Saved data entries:
++++++++++++++++++++
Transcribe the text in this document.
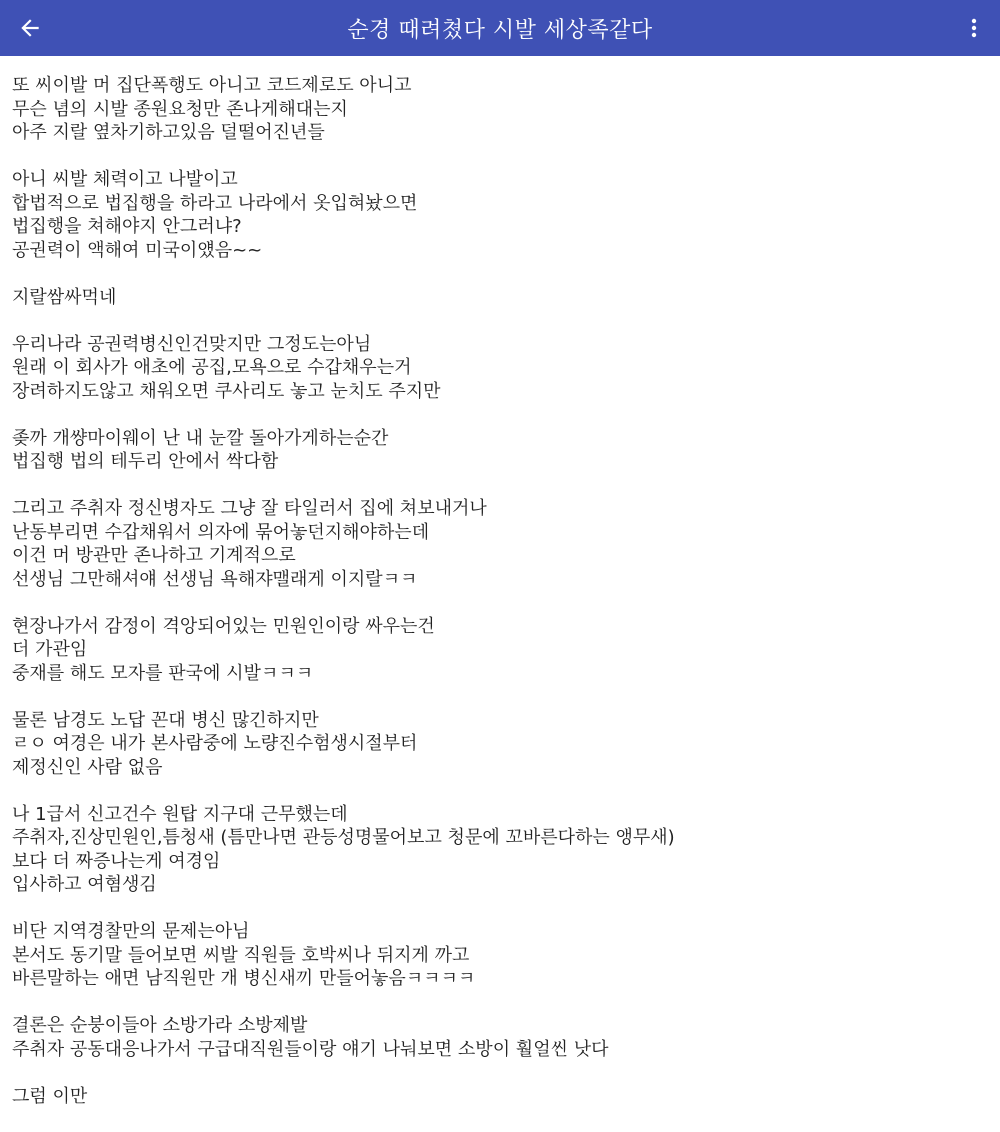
순경 때려쳤다 시발 세상족같다
또 씨이발 머 집단폭행도 아니고 코드제로도 아니고
무슨 념의 시발 종원요청만 존나게해대는지
아주 지랄 옆차기하고있음 덜떨어진년들
아니 씨발 체력이고 나발이고
합법적으로 법집행을 하라고 나라에서 옷입혀놨으면
법집행을 쳐해야지 안그러냐?
공권력이 액해여 미국이얬음~~
지랄쌈싸먹네
우리나라 공권력병신인건맞지만 그정도는아님
원래 이 회사가 애초에 공집,모욕으로 수갑채우는거
장려하지도않고 채워오면 쿠사리도 놓고 눈치도 주지만
좆까 개썅마이웨이 난 내 눈깔 돌아가게하는순간
법집행 법의 테두리 안에서 싹다함
그리고 주취자 정신병자도 그냥 잘 타일러서 집에 쳐보내거나
난동부리면 수갑채워서 의자에 묶어놓던지해야하는데
이건 머 방관만 존나하고 기계적으로
선생님 그만해셔얘 선생님 욕해쟈맬래게 이지랄ㅋㅋ
현장나가서 감정이 격앙되어있는 민원인이랑 싸우는건
더 가관임
중재를 해도 모자를 판국에 시발ㅋㅋㅋ
물론 남경도 노답 꼰대 병신 많긴하지만
ㄹㅇ 여경은 내가 본사람중에 노량진수험생시절부터
제정신인 사람 없음
나 1급서 신고건수 원탑 지구대 근무했는데
주취자,진상민원인,틈청새 (틈만나면 관등성명물어보고 청문에 꼬바른다하는 앵무새)
보다 더 짜증나는게 여경임
입사하고 여혐생김
비단 지역경찰만의 문제는아님
본서도 동기말 들어보면 씨발 직원들 호박씨나 뒤지게 까고
바른말하는 애면 남직원만 개 병신새끼 만들어놓음ㅋㅋㅋㅋ
결론은 순붕이들아 소방가라 소방제발
주취자 공동대응나가서 구급대직원들이랑 얘기 나눠보면 소방이 훨얼씬 낫다
그럼 이만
++++++++++++++++++++
## EXERCISE DESCRIPTION
All the lines above are to be reproduced exactly, except the pictures.

## THE RESULT
Transcribe the text in this document.
순경 때려쳤다 시발 세상족같다
또 씨이발 머 집단폭행도 아니고 코드제로도 아니고
무슨 념의 시발 종원요청만 존나게해대는지
아주 지랄 옆차기하고있음 덜떨어진년들
아니 씨발 체력이고 나발이고
합법적으로 법집행을 하라고 나라에서 옷입혀놨으면
법집행을 쳐해야지 안그러냐?
공권력이 액해여 미국이얬음~~
지랄쌈싸먹네
우리나라 공권력병신인건맞지만 그정도는아님
원래 이 회사가 애초에 공집,모욕으로 수갑채우는거
장려하지도않고 채워오면 쿠사리도 놓고 눈치도 주지만
좆까 개썅마이웨이 난 내 눈깔 돌아가게하는순간
법집행 법의 테두리 안에서 싹다함
그리고 주취자 정신병자도 그냥 잘 타일러서 집에 쳐보내거나
난동부리면 수갑채워서 의자에 묶어놓던지해야하는데
이건 머 방관만 존나하고 기계적으로
선생님 그만해셔얘 선생님 욕해쟈맬래게 이지랄ㅋㅋ
현장나가서 감정이 격앙되어있는 민원인이랑 싸우는건
더 가관임
중재를 해도 모자를 판국에 시발ㅋㅋㅋ
물론 남경도 노답 꼰대 병신 많긴하지만
ㄹㅇ 여경은 내가 본사람중에 노량진수험생시절부터
제정신인 사람 없음
나 1급서 신고건수 원탑 지구대 근무했는데
주취자,진상민원인,틈청새 (틈만나면 관등성명물어보고 청문에 꼬바른다하는 앵무새)
보다 더 짜증나는게 여경임
입사하고 여혐생김
비단 지역경찰만의 문제는아님
본서도 동기말 들어보면 씨발 직원들 호박씨나 뒤지게 까고
바른말하는 애면 남직원만 개 병신새끼 만들어놓음ㅋㅋㅋㅋ
결론은 순붕이들아 소방가라 소방제발
주취자 공동대응나가서 구급대직원들이랑 얘기 나눠보면 소방이 훨얼씬 낫다
그럼 이만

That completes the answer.